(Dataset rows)
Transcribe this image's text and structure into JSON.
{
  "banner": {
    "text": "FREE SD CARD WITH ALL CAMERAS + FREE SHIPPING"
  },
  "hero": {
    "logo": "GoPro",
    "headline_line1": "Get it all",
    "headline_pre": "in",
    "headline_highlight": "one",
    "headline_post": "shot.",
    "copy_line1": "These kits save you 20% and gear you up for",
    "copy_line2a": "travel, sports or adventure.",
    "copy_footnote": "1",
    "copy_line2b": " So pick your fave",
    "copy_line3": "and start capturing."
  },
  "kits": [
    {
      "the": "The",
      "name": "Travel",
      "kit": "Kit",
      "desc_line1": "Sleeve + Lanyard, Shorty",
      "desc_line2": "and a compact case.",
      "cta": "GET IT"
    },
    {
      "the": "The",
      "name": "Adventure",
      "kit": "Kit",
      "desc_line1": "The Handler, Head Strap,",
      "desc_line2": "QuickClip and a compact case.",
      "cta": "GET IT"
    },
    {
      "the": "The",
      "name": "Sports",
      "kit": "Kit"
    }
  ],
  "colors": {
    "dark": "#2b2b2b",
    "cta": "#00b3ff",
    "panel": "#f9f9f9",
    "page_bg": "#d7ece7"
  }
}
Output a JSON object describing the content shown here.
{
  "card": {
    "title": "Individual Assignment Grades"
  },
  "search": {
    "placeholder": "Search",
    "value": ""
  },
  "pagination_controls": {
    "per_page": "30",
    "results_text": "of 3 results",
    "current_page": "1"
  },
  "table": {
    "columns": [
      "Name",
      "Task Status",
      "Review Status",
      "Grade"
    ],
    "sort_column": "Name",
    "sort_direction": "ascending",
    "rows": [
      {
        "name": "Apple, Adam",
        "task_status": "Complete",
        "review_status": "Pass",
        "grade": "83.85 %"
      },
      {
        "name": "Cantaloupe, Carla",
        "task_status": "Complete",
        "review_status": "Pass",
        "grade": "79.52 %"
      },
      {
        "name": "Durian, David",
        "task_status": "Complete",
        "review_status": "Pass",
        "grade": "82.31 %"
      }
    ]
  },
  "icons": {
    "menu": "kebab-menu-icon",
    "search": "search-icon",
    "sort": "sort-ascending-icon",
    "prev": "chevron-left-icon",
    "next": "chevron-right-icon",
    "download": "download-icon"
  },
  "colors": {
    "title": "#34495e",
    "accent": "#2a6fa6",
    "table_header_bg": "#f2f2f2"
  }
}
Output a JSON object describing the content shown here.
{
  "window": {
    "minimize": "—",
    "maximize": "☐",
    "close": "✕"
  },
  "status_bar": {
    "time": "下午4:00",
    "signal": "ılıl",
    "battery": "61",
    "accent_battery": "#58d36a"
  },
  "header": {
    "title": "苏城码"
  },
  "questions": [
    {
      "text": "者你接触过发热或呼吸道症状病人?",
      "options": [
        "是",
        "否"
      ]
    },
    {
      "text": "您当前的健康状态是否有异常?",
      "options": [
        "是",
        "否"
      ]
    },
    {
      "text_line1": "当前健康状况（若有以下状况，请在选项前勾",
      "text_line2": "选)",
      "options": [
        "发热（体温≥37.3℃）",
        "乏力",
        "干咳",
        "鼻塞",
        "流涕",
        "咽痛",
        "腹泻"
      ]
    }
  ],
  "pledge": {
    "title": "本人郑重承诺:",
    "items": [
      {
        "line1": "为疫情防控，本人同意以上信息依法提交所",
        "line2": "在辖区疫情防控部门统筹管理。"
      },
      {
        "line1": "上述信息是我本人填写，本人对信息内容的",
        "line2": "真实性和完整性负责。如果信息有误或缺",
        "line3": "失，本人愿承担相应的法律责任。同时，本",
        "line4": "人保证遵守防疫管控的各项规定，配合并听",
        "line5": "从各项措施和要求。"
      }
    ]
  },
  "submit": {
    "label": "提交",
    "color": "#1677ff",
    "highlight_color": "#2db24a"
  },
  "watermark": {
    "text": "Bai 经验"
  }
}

#### [Problem details]
Send back each record exactly as it stands.

#### [Task solution]
Transcribe this image's text and structure into JSON.
{
  "banner": {
    "text": "FREE SD CARD WITH ALL CAMERAS + FREE SHIPPING"
  },
  "hero": {
    "logo": "GoPro",
    "headline_line1": "Get it all",
    "headline_pre": "in",
    "headline_highlight": "one",
    "headline_post": "shot.",
    "copy_line1": "These kits save you 20% and gear you up for",
    "copy_line2a": "travel, sports or adventure.",
    "copy_footnote": "1",
    "copy_line2b": " So pick your fave",
    "copy_line3": "and start capturing."
  },
  "kits": [
    {
      "the": "The",
      "name": "Travel",
      "kit": "Kit",
      "desc_line1": "Sleeve + Lanyard, Shorty",
      "desc_line2": "and a compact case.",
      "cta": "GET IT"
    },
    {
      "the": "The",
      "name": "Adventure",
      "kit": "Kit",
      "desc_line1": "The Handler, Head Strap,",
      "desc_line2": "QuickClip and a compact case.",
      "cta": "GET IT"
    },
    {
      "the": "The",
      "name": "Sports",
      "kit": "Kit"
    }
  ],
  "colors": {
    "dark": "#2b2b2b",
    "cta": "#00b3ff",
    "panel": "#f9f9f9",
    "page_bg": "#d7ece7"
  }
}
Output a JSON object describing the content shown here.
{
  "card": {
    "title": "Individual Assignment Grades"
  },
  "search": {
    "placeholder": "Search",
    "value": ""
  },
  "pagination_controls": {
    "per_page": "30",
    "results_text": "of 3 results",
    "current_page": "1"
  },
  "table": {
    "columns": [
      "Name",
      "Task Status",
      "Review Status",
      "Grade"
    ],
    "sort_column": "Name",
    "sort_direction": "ascending",
    "rows": [
      {
        "name": "Apple, Adam",
        "task_status": "Complete",
        "review_status": "Pass",
        "grade": "83.85 %"
      },
      {
        "name": "Cantaloupe, Carla",
        "task_status": "Complete",
        "review_status": "Pass",
        "grade": "79.52 %"
      },
      {
        "name": "Durian, David",
        "task_status": "Complete",
        "review_status": "Pass",
        "grade": "82.31 %"
      }
    ]
  },
  "icons": {
    "menu": "kebab-menu-icon",
    "search": "search-icon",
    "sort": "sort-ascending-icon",
    "prev": "chevron-left-icon",
    "next": "chevron-right-icon",
    "download": "download-icon"
  },
  "colors": {
    "title": "#34495e",
    "accent": "#2a6fa6",
    "table_header_bg": "#f2f2f2"
  }
}
Output a JSON object describing the content shown here.
{
  "window": {
    "minimize": "—",
    "maximize": "☐",
    "close": "✕"
  },
  "status_bar": {
    "time": "下午4:00",
    "signal": "ılıl",
    "battery": "61",
    "accent_battery": "#58d36a"
  },
  "header": {
    "title": "苏城码"
  },
  "questions": [
    {
      "text": "者你接触过发热或呼吸道症状病人?",
      "options": [
        "是",
        "否"
      ]
    },
    {
      "text": "您当前的健康状态是否有异常?",
      "options": [
        "是",
        "否"
      ]
    },
    {
      "text_line1": "当前健康状况（若有以下状况，请在选项前勾",
      "text_line2": "选)",
      "options": [
        "发热（体温≥37.3℃）",
        "乏力",
        "干咳",
        "鼻塞",
        "流涕",
        "咽痛",
        "腹泻"
      ]
    }
  ],
  "pledge": {
    "title": "本人郑重承诺:",
    "items": [
      {
        "line1": "为疫情防控，本人同意以上信息依法提交所",
        "line2": "在辖区疫情防控部门统筹管理。"
      },
      {
        "line1": "上述信息是我本人填写，本人对信息内容的",
        "line2": "真实性和完整性负责。如果信息有误或缺",
        "line3": "失，本人愿承担相应的法律责任。同时，本",
        "line4": "人保证遵守防疫管控的各项规定，配合并听",
        "line5": "从各项措施和要求。"
      }
    ]
  },
  "submit": {
    "label": "提交",
    "color": "#1677ff",
    "highlight_color": "#2db24a"
  },
  "watermark": {
    "text": "Bai 经验"
  }
}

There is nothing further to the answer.